- **Task objective**
Where a line contains the word "Проведение", copy that line in full.

- **Data records**

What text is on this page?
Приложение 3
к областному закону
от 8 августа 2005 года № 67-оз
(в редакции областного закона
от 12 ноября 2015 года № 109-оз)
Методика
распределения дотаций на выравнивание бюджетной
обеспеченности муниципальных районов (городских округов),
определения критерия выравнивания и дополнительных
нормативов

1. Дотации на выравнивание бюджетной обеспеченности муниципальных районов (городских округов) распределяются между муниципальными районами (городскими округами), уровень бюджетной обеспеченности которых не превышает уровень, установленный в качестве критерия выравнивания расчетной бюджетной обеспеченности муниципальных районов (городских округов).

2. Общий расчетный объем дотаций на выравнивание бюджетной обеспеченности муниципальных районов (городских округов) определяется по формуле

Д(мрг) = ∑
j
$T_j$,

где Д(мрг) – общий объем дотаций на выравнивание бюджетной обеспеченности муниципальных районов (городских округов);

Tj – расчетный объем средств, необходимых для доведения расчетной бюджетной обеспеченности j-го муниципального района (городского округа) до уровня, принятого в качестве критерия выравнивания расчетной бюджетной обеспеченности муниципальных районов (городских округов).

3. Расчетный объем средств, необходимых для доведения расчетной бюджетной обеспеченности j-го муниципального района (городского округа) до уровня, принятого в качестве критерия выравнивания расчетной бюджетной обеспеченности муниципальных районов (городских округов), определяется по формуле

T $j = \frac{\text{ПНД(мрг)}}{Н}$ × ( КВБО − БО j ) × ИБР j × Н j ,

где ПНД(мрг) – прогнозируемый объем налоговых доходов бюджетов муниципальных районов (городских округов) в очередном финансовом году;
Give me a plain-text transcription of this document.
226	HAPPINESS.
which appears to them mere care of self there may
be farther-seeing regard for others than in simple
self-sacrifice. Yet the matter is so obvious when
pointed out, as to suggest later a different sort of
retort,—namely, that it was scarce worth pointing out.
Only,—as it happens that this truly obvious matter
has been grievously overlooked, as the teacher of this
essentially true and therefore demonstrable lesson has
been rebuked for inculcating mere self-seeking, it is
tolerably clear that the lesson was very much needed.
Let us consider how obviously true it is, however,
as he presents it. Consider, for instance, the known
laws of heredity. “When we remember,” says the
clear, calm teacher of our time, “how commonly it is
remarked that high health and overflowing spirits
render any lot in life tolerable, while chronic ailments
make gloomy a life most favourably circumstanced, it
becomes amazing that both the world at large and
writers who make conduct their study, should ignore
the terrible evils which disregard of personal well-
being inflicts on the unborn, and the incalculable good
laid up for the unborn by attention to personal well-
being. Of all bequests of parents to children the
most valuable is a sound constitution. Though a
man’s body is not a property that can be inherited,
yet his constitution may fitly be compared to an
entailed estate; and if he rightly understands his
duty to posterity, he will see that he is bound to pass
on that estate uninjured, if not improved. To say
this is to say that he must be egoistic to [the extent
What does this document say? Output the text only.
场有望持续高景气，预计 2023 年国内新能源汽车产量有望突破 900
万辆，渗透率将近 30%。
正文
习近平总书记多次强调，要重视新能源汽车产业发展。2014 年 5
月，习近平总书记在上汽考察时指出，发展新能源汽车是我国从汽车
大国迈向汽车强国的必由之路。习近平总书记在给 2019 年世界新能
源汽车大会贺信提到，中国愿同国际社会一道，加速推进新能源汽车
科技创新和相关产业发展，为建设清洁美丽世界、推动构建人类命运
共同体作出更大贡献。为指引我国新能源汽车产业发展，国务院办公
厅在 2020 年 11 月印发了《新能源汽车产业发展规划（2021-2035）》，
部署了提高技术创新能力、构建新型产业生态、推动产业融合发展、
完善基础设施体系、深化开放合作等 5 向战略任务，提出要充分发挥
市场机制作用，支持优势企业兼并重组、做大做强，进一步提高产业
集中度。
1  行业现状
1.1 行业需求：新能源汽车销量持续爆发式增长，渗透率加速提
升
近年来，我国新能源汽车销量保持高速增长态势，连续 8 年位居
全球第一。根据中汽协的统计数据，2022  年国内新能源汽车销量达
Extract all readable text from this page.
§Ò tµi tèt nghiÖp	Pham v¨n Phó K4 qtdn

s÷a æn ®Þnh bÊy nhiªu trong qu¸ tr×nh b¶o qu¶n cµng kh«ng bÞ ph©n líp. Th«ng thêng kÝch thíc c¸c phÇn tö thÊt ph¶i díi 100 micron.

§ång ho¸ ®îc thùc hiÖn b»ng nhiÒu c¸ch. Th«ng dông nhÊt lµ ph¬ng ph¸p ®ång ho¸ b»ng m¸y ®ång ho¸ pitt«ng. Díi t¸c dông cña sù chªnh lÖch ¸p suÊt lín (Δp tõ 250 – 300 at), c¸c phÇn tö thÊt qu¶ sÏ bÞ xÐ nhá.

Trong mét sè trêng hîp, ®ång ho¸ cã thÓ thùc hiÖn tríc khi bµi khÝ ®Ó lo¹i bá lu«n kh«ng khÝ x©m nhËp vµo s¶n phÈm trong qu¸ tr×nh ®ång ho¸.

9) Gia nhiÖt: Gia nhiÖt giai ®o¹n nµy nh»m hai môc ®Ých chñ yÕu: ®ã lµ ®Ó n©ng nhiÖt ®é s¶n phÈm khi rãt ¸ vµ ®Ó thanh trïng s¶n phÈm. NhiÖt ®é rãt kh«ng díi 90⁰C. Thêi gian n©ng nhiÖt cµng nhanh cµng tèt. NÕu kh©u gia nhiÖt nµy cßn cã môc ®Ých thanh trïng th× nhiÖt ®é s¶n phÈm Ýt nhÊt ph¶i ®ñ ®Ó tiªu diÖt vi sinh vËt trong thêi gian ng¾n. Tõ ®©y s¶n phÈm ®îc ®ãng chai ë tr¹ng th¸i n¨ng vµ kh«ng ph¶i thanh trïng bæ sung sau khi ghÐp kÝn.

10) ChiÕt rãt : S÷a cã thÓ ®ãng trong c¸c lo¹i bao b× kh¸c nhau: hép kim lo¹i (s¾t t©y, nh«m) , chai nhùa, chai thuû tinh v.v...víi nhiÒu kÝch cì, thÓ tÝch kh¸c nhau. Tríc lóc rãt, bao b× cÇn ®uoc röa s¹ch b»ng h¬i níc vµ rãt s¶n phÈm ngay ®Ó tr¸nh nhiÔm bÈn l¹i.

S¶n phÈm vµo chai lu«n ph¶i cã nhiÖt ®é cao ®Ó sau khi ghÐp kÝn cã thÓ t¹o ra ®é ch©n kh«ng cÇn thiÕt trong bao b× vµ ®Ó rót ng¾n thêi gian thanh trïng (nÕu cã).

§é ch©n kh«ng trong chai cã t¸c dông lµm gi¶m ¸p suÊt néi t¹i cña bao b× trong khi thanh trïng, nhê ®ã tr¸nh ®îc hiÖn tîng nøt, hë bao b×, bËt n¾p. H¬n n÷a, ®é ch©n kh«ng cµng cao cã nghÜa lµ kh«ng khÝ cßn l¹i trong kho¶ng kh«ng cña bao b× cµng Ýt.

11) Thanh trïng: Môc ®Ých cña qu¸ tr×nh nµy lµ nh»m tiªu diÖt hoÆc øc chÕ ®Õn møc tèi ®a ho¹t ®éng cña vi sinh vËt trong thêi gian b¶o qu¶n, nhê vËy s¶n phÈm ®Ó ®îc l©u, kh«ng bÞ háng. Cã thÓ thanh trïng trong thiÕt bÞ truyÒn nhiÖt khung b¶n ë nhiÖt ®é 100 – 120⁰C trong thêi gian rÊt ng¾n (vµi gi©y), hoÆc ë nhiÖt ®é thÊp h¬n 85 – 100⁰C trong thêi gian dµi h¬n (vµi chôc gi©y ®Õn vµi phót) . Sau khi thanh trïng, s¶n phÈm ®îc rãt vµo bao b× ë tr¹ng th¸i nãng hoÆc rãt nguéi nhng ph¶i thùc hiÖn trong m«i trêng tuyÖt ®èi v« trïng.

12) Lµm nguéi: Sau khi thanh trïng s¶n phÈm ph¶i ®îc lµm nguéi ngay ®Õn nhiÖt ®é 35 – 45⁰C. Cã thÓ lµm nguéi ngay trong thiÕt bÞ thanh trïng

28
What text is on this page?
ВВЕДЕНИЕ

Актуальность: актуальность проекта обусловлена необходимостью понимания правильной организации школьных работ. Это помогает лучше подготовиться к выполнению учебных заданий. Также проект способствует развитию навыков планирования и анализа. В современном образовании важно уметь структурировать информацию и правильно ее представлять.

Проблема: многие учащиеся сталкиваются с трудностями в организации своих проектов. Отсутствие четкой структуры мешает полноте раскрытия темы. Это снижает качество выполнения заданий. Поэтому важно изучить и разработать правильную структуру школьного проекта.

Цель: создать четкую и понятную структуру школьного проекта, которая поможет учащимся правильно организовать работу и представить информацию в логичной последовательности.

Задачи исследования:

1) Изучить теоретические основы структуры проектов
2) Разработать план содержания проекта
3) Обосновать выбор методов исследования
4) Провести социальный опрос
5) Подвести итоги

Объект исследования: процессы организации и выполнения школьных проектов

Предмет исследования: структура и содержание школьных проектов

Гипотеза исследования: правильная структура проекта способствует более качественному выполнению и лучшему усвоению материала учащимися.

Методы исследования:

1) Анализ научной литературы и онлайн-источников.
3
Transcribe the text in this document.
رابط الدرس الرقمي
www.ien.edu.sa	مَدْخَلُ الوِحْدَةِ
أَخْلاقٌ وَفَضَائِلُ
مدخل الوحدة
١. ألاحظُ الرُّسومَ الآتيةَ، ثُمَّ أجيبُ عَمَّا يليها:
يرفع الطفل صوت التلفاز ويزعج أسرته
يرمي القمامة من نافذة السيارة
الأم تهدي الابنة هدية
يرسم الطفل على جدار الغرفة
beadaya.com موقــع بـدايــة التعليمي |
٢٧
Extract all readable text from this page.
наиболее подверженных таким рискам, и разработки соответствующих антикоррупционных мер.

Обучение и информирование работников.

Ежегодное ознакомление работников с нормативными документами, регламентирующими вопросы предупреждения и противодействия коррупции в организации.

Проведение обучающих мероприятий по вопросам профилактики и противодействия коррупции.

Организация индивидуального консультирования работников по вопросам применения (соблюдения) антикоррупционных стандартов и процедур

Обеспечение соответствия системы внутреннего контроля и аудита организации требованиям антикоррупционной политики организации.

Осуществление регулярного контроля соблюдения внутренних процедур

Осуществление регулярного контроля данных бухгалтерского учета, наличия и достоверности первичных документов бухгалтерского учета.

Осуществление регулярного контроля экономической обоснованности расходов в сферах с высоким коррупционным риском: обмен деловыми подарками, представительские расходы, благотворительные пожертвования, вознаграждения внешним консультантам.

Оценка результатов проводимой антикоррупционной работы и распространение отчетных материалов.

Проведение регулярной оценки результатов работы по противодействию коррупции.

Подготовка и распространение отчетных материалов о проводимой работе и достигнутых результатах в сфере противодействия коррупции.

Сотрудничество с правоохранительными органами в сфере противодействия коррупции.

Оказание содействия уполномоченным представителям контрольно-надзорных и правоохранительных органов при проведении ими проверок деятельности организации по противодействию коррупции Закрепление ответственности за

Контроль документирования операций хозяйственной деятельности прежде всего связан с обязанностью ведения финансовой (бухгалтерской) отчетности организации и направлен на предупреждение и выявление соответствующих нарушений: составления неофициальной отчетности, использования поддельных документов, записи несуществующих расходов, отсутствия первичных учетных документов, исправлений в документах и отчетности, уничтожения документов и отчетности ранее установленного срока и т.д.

- **Answer to this problem**
Проведение обучающих мероприятий по вопросам профилактики и противодействия коррупции.
Проведение регулярной оценки результатов работы по противодействию коррупции.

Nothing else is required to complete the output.